(Dataset excerpts)
-- BEGIN --

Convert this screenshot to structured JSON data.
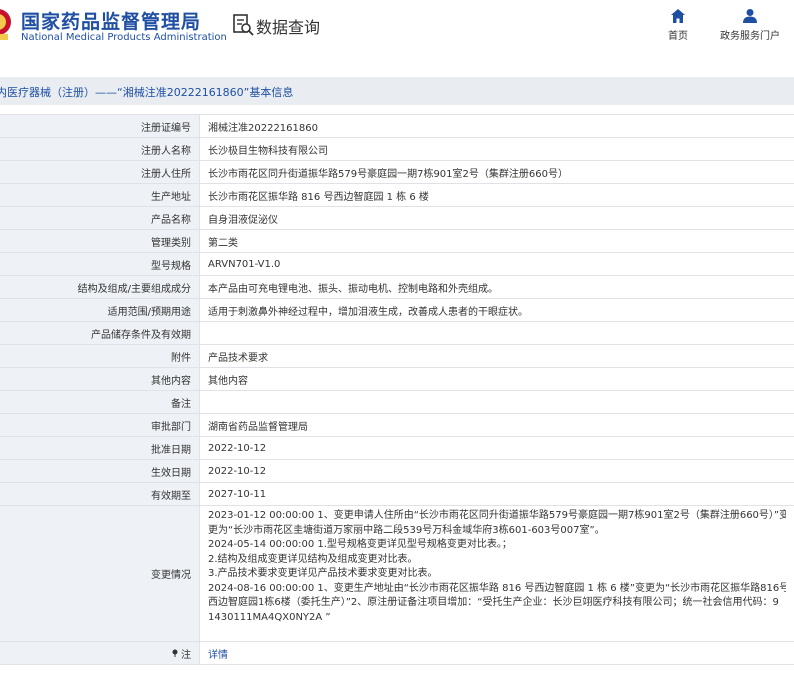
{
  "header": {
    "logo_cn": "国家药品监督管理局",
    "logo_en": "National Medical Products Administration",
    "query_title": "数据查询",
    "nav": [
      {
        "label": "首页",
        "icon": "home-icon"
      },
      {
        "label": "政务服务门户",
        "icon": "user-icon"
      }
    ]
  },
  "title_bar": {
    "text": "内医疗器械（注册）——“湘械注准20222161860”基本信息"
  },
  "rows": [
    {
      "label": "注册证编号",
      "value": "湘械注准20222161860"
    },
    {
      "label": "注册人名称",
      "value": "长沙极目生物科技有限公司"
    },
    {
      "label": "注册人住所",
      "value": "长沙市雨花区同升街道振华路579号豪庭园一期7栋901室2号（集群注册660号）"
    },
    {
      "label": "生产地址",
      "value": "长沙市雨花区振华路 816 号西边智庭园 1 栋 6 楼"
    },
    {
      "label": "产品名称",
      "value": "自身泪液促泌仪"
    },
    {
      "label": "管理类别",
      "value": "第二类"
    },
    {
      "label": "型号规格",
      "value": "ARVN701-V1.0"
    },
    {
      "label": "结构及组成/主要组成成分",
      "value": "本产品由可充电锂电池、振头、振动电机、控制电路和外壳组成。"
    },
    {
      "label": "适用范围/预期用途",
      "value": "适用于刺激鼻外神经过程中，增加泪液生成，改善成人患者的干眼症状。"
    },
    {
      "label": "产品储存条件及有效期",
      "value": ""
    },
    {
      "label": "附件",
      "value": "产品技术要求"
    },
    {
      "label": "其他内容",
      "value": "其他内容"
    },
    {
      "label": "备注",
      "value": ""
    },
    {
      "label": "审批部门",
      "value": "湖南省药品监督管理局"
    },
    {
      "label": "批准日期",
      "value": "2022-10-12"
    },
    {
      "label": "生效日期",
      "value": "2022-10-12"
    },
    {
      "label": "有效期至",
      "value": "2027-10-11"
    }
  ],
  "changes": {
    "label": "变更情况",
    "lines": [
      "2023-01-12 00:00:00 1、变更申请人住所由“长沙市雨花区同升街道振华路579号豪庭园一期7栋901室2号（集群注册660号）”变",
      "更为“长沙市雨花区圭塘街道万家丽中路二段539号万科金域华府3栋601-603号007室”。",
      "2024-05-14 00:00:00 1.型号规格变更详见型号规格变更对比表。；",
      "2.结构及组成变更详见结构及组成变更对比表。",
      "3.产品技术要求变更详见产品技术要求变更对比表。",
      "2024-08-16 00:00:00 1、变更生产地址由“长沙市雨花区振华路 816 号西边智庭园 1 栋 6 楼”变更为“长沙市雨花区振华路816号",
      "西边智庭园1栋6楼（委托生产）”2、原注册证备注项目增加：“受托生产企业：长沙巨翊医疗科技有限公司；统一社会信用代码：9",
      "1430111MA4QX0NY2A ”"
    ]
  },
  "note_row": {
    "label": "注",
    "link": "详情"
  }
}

-- END --
-- BEGIN --

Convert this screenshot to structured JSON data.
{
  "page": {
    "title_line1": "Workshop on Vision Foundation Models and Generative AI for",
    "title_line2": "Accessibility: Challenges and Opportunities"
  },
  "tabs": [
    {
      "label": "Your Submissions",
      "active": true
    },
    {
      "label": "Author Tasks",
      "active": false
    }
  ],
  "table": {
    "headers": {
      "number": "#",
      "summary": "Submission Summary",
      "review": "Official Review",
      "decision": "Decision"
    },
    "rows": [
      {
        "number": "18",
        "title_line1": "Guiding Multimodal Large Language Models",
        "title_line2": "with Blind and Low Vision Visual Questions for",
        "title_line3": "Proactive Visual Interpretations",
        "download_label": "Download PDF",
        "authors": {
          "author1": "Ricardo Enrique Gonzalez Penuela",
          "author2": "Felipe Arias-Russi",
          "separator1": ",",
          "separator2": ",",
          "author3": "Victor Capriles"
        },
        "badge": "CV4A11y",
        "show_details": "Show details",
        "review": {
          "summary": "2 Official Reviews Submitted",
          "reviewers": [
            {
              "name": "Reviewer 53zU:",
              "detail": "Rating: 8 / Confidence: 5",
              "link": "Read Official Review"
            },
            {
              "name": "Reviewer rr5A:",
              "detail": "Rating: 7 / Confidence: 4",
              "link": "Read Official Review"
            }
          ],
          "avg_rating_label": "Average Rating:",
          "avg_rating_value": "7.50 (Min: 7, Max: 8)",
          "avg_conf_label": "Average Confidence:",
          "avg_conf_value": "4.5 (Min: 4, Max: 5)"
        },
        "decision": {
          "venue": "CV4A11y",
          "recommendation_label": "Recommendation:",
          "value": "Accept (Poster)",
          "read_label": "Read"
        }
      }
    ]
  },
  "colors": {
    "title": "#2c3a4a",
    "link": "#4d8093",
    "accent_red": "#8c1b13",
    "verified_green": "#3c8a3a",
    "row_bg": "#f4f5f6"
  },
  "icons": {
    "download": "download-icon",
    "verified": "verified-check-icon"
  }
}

-- END --

(What is required) Copy each line of the records above that carries the word "Visual".

(Response to this exercise)
        "title_line2": "with Blind and Low Vision Visual Questions for",
        "title_line3": "Proactive Visual Interpretations",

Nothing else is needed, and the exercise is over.